- Source records:
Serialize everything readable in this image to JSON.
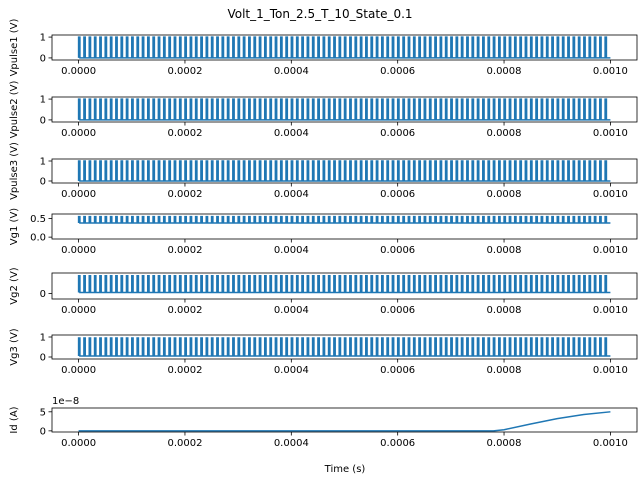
{
  "chart_data": {
    "type": "line",
    "title": "Volt_1_Ton_2.5_T_10_State_0.1",
    "xlabel": "Time (s)",
    "xlim": [
      -5e-05,
      0.00105
    ],
    "x_ticks": [
      "0.0000",
      "0.0002",
      "0.0004",
      "0.0006",
      "0.0008",
      "0.0010"
    ],
    "x_tick_values": [
      0,
      0.0002,
      0.0004,
      0.0006,
      0.0008,
      0.001
    ],
    "line_color": "#1f77b4",
    "grid": false,
    "legend": "none",
    "panels": [
      {
        "name": "vpulse1",
        "ylabel": "Vpulse1 (V)",
        "ylim": [
          -0.1,
          1.1
        ],
        "y_ticks": [
          "0",
          "1"
        ],
        "y_tick_values": [
          0,
          1
        ],
        "kind": "pulse",
        "period": 1e-05,
        "duty": 0.25,
        "low": 0,
        "high": 1
      },
      {
        "name": "vpulse2",
        "ylabel": "Vpulse2 (V)",
        "ylim": [
          -0.1,
          1.1
        ],
        "y_ticks": [
          "0",
          "1"
        ],
        "y_tick_values": [
          0,
          1
        ],
        "kind": "pulse",
        "period": 1e-05,
        "duty": 0.25,
        "low": 0,
        "high": 1
      },
      {
        "name": "vpulse3",
        "ylabel": "Vpulse3 (V)",
        "ylim": [
          -0.1,
          1.1
        ],
        "y_ticks": [
          "0",
          "1"
        ],
        "y_tick_values": [
          0,
          1
        ],
        "kind": "pulse",
        "period": 1e-05,
        "duty": 0.25,
        "low": 0,
        "high": 1
      },
      {
        "name": "vg1",
        "ylabel": "Vg1 (V)",
        "ylim": [
          -0.05,
          0.62
        ],
        "y_ticks": [
          "0.0",
          "0.5"
        ],
        "y_tick_values": [
          0,
          0.5
        ],
        "kind": "pulse",
        "period": 1e-05,
        "duty": 0.25,
        "low": 0.38,
        "high": 0.55
      },
      {
        "name": "vg2",
        "ylabel": "Vg2 (V)",
        "ylim": [
          -0.3,
          1.1
        ],
        "y_ticks": [
          "0"
        ],
        "y_tick_values": [
          0
        ],
        "kind": "pulse",
        "period": 1e-05,
        "duty": 0.25,
        "low": 0.05,
        "high": 0.95
      },
      {
        "name": "vg3",
        "ylabel": "Vg3 (V)",
        "ylim": [
          -0.1,
          1.1
        ],
        "y_ticks": [
          "0",
          "1"
        ],
        "y_tick_values": [
          0,
          1
        ],
        "kind": "pulse",
        "period": 1e-05,
        "duty": 0.25,
        "low": 0.05,
        "high": 0.95
      },
      {
        "name": "id",
        "ylabel": "Id (A)",
        "ylim": [
          -0.3,
          6
        ],
        "y_ticks": [
          "0",
          "5"
        ],
        "y_tick_values": [
          0,
          5
        ],
        "offset_label": "1e−8",
        "kind": "rise",
        "x": [
          0,
          0.00078,
          0.0008,
          0.00085,
          0.0009,
          0.00095,
          0.001
        ],
        "y": [
          0,
          0,
          0.3,
          1.8,
          3.2,
          4.3,
          5.0
        ]
      }
    ]
  }
}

- What you are asked to do: Pictures in the records above are left out; print everything else exactly as written.

- Solved exercise:
Serialize everything readable in this image to JSON.
{
  "chart_data": {
    "type": "line",
    "title": "Volt_1_Ton_2.5_T_10_State_0.1",
    "xlabel": "Time (s)",
    "xlim": [
      -5e-05,
      0.00105
    ],
    "x_ticks": [
      "0.0000",
      "0.0002",
      "0.0004",
      "0.0006",
      "0.0008",
      "0.0010"
    ],
    "x_tick_values": [
      0,
      0.0002,
      0.0004,
      0.0006,
      0.0008,
      0.001
    ],
    "line_color": "#1f77b4",
    "grid": false,
    "legend": "none",
    "panels": [
      {
        "name": "vpulse1",
        "ylabel": "Vpulse1 (V)",
        "ylim": [
          -0.1,
          1.1
        ],
        "y_ticks": [
          "0",
          "1"
        ],
        "y_tick_values": [
          0,
          1
        ],
        "kind": "pulse",
        "period": 1e-05,
        "duty": 0.25,
        "low": 0,
        "high": 1
      },
      {
        "name": "vpulse2",
        "ylabel": "Vpulse2 (V)",
        "ylim": [
          -0.1,
          1.1
        ],
        "y_ticks": [
          "0",
          "1"
        ],
        "y_tick_values": [
          0,
          1
        ],
        "kind": "pulse",
        "period": 1e-05,
        "duty": 0.25,
        "low": 0,
        "high": 1
      },
      {
        "name": "vpulse3",
        "ylabel": "Vpulse3 (V)",
        "ylim": [
          -0.1,
          1.1
        ],
        "y_ticks": [
          "0",
          "1"
        ],
        "y_tick_values": [
          0,
          1
        ],
        "kind": "pulse",
        "period": 1e-05,
        "duty": 0.25,
        "low": 0,
        "high": 1
      },
      {
        "name": "vg1",
        "ylabel": "Vg1 (V)",
        "ylim": [
          -0.05,
          0.62
        ],
        "y_ticks": [
          "0.0",
          "0.5"
        ],
        "y_tick_values": [
          0,
          0.5
        ],
        "kind": "pulse",
        "period": 1e-05,
        "duty": 0.25,
        "low": 0.38,
        "high": 0.55
      },
      {
        "name": "vg2",
        "ylabel": "Vg2 (V)",
        "ylim": [
          -0.3,
          1.1
        ],
        "y_ticks": [
          "0"
        ],
        "y_tick_values": [
          0
        ],
        "kind": "pulse",
        "period": 1e-05,
        "duty": 0.25,
        "low": 0.05,
        "high": 0.95
      },
      {
        "name": "vg3",
        "ylabel": "Vg3 (V)",
        "ylim": [
          -0.1,
          1.1
        ],
        "y_ticks": [
          "0",
          "1"
        ],
        "y_tick_values": [
          0,
          1
        ],
        "kind": "pulse",
        "period": 1e-05,
        "duty": 0.25,
        "low": 0.05,
        "high": 0.95
      },
      {
        "name": "id",
        "ylabel": "Id (A)",
        "ylim": [
          -0.3,
          6
        ],
        "y_ticks": [
          "0",
          "5"
        ],
        "y_tick_values": [
          0,
          5
        ],
        "offset_label": "1e−8",
        "kind": "rise",
        "x": [
          0,
          0.00078,
          0.0008,
          0.00085,
          0.0009,
          0.00095,
          0.001
        ],
        "y": [
          0,
          0,
          0.3,
          1.8,
          3.2,
          4.3,
          5.0
        ]
      }
    ]
  }
}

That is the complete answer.